Begin Data to process
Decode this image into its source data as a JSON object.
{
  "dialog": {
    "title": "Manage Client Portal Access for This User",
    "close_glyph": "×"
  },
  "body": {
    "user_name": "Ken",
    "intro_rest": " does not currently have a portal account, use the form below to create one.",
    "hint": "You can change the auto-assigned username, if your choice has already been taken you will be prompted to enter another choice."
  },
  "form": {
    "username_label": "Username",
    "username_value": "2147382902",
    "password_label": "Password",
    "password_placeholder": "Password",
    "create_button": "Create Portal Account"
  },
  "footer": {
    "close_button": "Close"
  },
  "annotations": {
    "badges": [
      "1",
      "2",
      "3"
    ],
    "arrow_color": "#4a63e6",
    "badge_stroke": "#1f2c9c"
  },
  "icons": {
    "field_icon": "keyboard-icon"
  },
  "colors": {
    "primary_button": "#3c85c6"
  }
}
End Data to process
Given instruction: Set down the listing above in full, please, exactly as it appears.

Written response:
Decode this image into its source data as a JSON object.
{
  "dialog": {
    "title": "Manage Client Portal Access for This User",
    "close_glyph": "×"
  },
  "body": {
    "user_name": "Ken",
    "intro_rest": " does not currently have a portal account, use the form below to create one.",
    "hint": "You can change the auto-assigned username, if your choice has already been taken you will be prompted to enter another choice."
  },
  "form": {
    "username_label": "Username",
    "username_value": "2147382902",
    "password_label": "Password",
    "password_placeholder": "Password",
    "create_button": "Create Portal Account"
  },
  "footer": {
    "close_button": "Close"
  },
  "annotations": {
    "badges": [
      "1",
      "2",
      "3"
    ],
    "arrow_color": "#4a63e6",
    "badge_stroke": "#1f2c9c"
  },
  "icons": {
    "field_icon": "keyboard-icon"
  },
  "colors": {
    "primary_button": "#3c85c6"
  }
}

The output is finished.